* BEGIN Record extracts *

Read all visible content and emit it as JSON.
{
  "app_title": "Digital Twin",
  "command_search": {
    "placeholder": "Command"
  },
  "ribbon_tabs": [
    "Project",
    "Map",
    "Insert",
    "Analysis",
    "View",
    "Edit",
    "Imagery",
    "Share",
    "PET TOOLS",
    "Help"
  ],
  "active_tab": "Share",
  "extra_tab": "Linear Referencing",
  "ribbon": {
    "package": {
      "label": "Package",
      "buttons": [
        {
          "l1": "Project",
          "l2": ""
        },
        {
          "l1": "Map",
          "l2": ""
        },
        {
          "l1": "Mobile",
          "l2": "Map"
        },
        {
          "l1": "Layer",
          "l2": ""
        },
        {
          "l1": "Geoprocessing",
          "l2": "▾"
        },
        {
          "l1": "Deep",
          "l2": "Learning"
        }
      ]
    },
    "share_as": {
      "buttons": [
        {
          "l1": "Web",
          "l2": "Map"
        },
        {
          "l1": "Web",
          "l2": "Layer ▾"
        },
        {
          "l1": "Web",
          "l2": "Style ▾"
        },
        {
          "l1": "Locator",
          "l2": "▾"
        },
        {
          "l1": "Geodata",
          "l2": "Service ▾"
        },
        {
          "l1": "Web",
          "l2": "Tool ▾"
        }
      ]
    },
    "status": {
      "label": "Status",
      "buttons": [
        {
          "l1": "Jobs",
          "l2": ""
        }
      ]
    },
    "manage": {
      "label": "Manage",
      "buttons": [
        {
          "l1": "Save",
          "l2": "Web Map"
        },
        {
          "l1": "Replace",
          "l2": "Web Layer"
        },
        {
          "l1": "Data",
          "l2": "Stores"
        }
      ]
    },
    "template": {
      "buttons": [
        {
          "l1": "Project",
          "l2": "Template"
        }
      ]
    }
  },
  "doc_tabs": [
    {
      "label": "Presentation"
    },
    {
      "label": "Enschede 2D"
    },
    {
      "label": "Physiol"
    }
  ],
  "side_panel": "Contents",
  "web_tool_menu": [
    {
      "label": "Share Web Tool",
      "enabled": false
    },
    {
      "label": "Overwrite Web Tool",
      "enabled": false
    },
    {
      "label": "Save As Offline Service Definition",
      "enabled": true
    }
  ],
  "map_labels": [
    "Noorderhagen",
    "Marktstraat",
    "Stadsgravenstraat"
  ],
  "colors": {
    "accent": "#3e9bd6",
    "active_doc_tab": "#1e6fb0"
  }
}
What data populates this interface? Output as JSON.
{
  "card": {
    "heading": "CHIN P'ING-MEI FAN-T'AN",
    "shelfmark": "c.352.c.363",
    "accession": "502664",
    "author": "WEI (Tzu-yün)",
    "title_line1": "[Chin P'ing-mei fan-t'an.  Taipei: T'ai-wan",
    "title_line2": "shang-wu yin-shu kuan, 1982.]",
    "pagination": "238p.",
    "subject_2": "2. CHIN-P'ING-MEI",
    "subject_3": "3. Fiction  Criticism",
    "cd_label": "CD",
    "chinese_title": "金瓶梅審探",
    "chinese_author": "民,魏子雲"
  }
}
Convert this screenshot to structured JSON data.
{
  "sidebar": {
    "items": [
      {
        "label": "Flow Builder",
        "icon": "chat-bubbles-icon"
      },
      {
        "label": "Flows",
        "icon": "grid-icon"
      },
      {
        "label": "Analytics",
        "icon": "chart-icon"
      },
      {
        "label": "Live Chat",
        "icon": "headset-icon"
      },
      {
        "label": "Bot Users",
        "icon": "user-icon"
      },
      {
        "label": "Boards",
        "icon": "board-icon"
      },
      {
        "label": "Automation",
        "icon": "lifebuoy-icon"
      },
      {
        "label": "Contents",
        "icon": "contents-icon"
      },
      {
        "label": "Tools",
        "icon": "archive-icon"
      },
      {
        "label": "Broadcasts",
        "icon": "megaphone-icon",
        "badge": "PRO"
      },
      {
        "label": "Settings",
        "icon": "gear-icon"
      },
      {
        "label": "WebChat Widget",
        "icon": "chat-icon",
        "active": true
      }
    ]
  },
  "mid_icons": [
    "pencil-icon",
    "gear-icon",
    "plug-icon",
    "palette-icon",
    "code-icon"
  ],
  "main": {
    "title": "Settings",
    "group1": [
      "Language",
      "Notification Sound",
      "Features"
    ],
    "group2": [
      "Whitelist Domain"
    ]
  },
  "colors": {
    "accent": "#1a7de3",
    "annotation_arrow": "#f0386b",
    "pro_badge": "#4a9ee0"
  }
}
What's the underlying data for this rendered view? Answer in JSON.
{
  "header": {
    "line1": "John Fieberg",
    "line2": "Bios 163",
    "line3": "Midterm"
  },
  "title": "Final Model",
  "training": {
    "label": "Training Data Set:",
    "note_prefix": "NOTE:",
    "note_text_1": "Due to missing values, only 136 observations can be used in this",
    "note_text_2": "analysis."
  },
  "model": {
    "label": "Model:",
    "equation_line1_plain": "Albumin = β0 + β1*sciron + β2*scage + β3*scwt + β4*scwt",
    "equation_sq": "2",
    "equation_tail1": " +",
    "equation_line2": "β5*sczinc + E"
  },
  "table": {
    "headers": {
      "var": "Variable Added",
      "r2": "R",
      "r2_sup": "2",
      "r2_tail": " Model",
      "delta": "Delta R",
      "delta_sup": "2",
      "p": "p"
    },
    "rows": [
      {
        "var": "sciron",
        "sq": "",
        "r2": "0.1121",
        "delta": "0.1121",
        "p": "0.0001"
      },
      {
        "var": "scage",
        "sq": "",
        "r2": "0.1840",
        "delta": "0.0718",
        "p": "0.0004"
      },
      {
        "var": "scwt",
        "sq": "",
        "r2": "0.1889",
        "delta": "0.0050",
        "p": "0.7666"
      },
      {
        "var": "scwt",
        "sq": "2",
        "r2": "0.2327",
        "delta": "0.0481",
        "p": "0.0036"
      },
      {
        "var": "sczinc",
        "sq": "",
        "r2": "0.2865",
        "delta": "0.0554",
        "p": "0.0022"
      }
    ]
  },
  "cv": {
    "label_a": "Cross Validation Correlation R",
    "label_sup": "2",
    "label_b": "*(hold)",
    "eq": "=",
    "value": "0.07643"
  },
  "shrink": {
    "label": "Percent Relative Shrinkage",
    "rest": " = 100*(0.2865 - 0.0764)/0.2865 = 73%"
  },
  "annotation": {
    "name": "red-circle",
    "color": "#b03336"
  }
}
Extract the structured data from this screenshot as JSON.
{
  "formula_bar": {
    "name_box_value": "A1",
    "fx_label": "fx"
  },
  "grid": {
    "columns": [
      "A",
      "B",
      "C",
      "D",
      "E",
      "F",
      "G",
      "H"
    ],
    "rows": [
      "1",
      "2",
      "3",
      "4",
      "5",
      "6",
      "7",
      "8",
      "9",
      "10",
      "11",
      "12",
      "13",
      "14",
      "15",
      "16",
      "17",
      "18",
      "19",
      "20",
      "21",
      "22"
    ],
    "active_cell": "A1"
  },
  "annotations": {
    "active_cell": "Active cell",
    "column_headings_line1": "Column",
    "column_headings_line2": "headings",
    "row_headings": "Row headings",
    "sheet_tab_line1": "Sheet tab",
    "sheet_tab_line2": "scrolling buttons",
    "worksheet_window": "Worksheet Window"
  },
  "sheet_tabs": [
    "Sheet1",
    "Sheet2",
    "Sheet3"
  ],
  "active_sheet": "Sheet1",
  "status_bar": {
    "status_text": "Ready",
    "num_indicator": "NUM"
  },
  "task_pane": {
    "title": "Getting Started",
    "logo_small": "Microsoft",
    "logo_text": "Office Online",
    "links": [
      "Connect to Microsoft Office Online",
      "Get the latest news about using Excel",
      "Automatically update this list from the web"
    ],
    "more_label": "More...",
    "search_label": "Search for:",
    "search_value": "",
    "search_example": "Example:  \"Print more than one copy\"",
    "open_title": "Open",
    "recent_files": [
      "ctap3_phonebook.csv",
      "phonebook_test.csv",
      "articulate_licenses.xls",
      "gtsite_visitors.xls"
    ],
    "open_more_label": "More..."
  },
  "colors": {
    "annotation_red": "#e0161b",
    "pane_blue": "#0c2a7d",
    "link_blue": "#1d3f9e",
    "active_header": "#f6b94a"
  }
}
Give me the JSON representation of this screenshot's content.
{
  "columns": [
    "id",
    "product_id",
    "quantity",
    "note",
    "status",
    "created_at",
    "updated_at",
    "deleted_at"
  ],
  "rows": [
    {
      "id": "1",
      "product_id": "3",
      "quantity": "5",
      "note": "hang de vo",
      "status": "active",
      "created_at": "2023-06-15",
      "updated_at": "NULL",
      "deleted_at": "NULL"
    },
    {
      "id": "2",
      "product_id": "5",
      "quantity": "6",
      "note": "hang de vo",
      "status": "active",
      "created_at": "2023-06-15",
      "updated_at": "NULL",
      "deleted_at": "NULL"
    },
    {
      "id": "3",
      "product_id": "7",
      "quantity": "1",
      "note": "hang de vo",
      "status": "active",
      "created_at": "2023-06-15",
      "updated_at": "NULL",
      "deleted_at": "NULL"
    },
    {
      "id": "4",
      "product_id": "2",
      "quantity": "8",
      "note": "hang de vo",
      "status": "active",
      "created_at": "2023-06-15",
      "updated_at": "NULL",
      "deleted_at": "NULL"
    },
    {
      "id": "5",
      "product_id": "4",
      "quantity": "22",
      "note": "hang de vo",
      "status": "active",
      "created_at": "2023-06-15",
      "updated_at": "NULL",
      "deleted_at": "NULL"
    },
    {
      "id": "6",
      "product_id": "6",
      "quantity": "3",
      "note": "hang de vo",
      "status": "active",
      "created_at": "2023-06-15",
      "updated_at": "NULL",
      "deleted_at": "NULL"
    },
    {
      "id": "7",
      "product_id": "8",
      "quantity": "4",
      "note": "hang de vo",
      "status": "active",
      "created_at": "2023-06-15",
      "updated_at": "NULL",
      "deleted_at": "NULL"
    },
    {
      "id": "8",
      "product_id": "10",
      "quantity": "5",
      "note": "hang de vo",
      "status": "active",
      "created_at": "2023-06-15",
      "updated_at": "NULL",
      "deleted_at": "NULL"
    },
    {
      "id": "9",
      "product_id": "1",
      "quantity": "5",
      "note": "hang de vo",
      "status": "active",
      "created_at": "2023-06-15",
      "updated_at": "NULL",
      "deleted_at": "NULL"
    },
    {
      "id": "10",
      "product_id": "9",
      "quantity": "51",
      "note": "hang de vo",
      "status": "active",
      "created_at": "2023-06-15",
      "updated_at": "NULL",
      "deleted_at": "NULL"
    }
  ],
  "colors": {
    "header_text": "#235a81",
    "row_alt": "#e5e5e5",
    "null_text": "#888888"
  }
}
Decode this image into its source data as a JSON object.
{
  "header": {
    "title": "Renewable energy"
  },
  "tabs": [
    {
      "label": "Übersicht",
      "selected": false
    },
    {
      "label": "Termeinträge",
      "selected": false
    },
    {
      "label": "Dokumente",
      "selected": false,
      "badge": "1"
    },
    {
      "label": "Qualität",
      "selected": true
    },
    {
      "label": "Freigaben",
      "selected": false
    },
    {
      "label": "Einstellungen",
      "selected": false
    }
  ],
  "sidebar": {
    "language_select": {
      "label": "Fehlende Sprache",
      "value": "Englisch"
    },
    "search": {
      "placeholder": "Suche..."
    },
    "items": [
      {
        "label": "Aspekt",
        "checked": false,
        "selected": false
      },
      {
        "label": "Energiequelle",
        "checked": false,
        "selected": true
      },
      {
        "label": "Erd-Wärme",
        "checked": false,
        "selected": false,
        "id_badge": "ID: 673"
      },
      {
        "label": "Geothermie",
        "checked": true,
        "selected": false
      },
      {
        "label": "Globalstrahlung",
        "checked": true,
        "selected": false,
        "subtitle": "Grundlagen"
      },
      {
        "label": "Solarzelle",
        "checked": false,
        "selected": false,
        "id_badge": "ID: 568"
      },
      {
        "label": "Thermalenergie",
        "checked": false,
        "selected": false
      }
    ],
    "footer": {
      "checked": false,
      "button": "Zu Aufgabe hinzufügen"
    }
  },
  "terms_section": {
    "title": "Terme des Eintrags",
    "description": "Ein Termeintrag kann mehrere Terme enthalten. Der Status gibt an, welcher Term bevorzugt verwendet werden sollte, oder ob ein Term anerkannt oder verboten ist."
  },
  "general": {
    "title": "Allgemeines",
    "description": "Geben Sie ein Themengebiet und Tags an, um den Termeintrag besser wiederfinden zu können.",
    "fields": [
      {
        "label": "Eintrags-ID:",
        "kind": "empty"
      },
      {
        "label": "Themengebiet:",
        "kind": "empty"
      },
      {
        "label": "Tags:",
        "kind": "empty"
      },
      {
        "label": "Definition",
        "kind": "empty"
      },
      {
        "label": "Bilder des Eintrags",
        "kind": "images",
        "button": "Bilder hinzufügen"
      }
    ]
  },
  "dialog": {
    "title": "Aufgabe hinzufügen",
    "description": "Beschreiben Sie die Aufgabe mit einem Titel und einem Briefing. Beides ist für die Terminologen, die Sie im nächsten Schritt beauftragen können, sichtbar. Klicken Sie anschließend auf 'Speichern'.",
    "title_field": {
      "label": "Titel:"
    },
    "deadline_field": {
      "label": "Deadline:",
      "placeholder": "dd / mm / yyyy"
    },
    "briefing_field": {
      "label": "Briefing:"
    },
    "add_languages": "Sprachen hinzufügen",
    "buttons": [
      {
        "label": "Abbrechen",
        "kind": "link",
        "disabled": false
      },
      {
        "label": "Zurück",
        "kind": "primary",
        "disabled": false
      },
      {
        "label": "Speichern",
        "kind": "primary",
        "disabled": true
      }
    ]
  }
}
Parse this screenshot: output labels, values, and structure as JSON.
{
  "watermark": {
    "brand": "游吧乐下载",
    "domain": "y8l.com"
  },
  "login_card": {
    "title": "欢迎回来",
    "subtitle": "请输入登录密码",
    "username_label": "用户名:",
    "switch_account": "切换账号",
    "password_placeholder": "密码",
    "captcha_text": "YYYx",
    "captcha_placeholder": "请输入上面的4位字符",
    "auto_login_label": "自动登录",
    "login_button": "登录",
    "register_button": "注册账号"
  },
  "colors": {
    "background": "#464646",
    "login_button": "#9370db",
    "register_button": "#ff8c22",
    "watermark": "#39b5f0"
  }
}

* END Record extracts *

Problem details: From the listing above, return each line with the word "Online".

Answer to this problem:
    "logo_text": "Office Online",
      "Connect to Microsoft Office Online",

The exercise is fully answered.